__EXERCISE INSTRUCTIONS__
Pictures don't belong in the copy; print all the records exactly.

__AVAILABLE DATA__
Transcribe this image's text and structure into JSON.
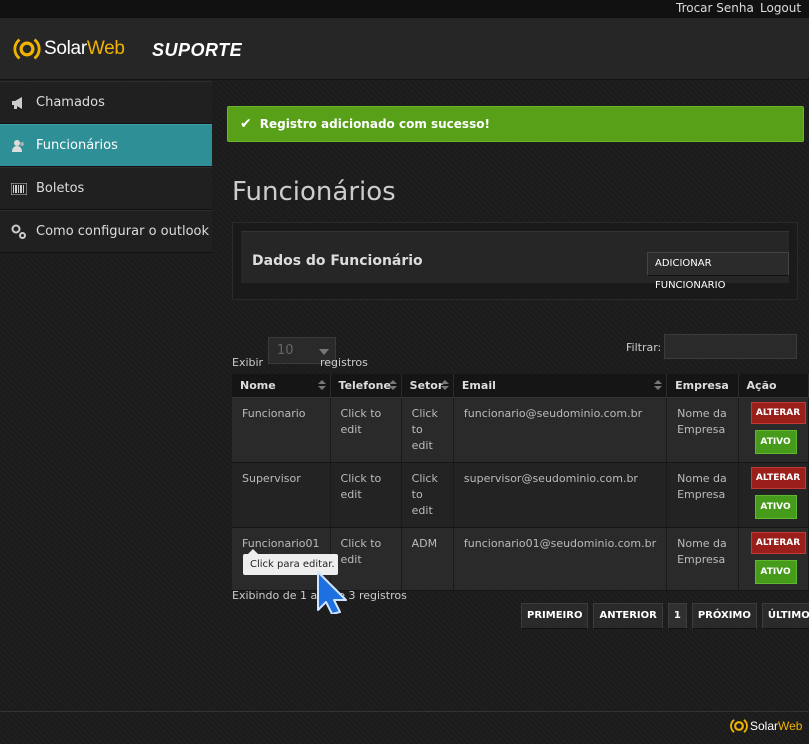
{
  "topbar": {
    "change_password": "Trocar Senha",
    "logout": "Logout"
  },
  "header": {
    "brand_a": "Solar",
    "brand_b": "Web",
    "section": "SUPORTE"
  },
  "sidebar": {
    "items": [
      {
        "label": "Chamados",
        "icon": "megaphone-icon"
      },
      {
        "label": "Funcionários",
        "icon": "users-icon"
      },
      {
        "label": "Boletos",
        "icon": "barcode-icon"
      },
      {
        "label": "Como configurar o outlook",
        "icon": "gears-icon"
      }
    ]
  },
  "alert": {
    "message": "Registro adicionado com sucesso!",
    "color": "#57a018"
  },
  "page": {
    "title": "Funcionários"
  },
  "panel": {
    "title": "Dados do Funcionário",
    "add_button": "ADICIONAR FUNCIONARIO"
  },
  "table_controls": {
    "show_label": "Exibir",
    "page_size": "10",
    "records_label": "registros",
    "filter_label": "Filtrar:"
  },
  "table": {
    "headers": [
      "Nome",
      "Telefone",
      "Setor",
      "Email",
      "Empresa",
      "Ação"
    ],
    "rows": [
      {
        "nome": "Funcionario",
        "telefone": "Click to edit",
        "setor": "Click to edit",
        "email": "funcionario@seudominio.com.br",
        "empresa": "Nome da Empresa",
        "alterar": "ALTERAR",
        "ativo": "ATIVO"
      },
      {
        "nome": "Supervisor",
        "telefone": "Click to edit",
        "setor": "Click to edit",
        "email": "supervisor@seudominio.com.br",
        "empresa": "Nome da Empresa",
        "alterar": "ALTERAR",
        "ativo": "ATIVO"
      },
      {
        "nome": "Funcionario01",
        "telefone": "Click to edit",
        "setor": "ADM",
        "email": "funcionario01@seudominio.com.br",
        "empresa": "Nome da Empresa",
        "alterar": "ALTERAR",
        "ativo": "ATIVO"
      }
    ]
  },
  "tooltip": {
    "text": "Click para editar."
  },
  "info": {
    "text": "Exibindo de 1 a 3 de 3 registros"
  },
  "pagination": {
    "first": "PRIMEIRO",
    "prev": "ANTERIOR",
    "current": "1",
    "next": "PRÓXIMO",
    "last": "ÚLTIMO"
  },
  "footer": {
    "brand_a": "Solar",
    "brand_b": "Web"
  }
}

__OUTPUT BELOW__
Transcribe this image's text and structure into JSON.
{
  "topbar": {
    "change_password": "Trocar Senha",
    "logout": "Logout"
  },
  "header": {
    "brand_a": "Solar",
    "brand_b": "Web",
    "section": "SUPORTE"
  },
  "sidebar": {
    "items": [
      {
        "label": "Chamados",
        "icon": "megaphone-icon"
      },
      {
        "label": "Funcionários",
        "icon": "users-icon"
      },
      {
        "label": "Boletos",
        "icon": "barcode-icon"
      },
      {
        "label": "Como configurar o outlook",
        "icon": "gears-icon"
      }
    ]
  },
  "alert": {
    "message": "Registro adicionado com sucesso!",
    "color": "#57a018"
  },
  "page": {
    "title": "Funcionários"
  },
  "panel": {
    "title": "Dados do Funcionário",
    "add_button": "ADICIONAR FUNCIONARIO"
  },
  "table_controls": {
    "show_label": "Exibir",
    "page_size": "10",
    "records_label": "registros",
    "filter_label": "Filtrar:"
  },
  "table": {
    "headers": [
      "Nome",
      "Telefone",
      "Setor",
      "Email",
      "Empresa",
      "Ação"
    ],
    "rows": [
      {
        "nome": "Funcionario",
        "telefone": "Click to edit",
        "setor": "Click to edit",
        "email": "funcionario@seudominio.com.br",
        "empresa": "Nome da Empresa",
        "alterar": "ALTERAR",
        "ativo": "ATIVO"
      },
      {
        "nome": "Supervisor",
        "telefone": "Click to edit",
        "setor": "Click to edit",
        "email": "supervisor@seudominio.com.br",
        "empresa": "Nome da Empresa",
        "alterar": "ALTERAR",
        "ativo": "ATIVO"
      },
      {
        "nome": "Funcionario01",
        "telefone": "Click to edit",
        "setor": "ADM",
        "email": "funcionario01@seudominio.com.br",
        "empresa": "Nome da Empresa",
        "alterar": "ALTERAR",
        "ativo": "ATIVO"
      }
    ]
  },
  "tooltip": {
    "text": "Click para editar."
  },
  "info": {
    "text": "Exibindo de 1 a 3 de 3 registros"
  },
  "pagination": {
    "first": "PRIMEIRO",
    "prev": "ANTERIOR",
    "current": "1",
    "next": "PRÓXIMO",
    "last": "ÚLTIMO"
  },
  "footer": {
    "brand_a": "Solar",
    "brand_b": "Web"
  }
}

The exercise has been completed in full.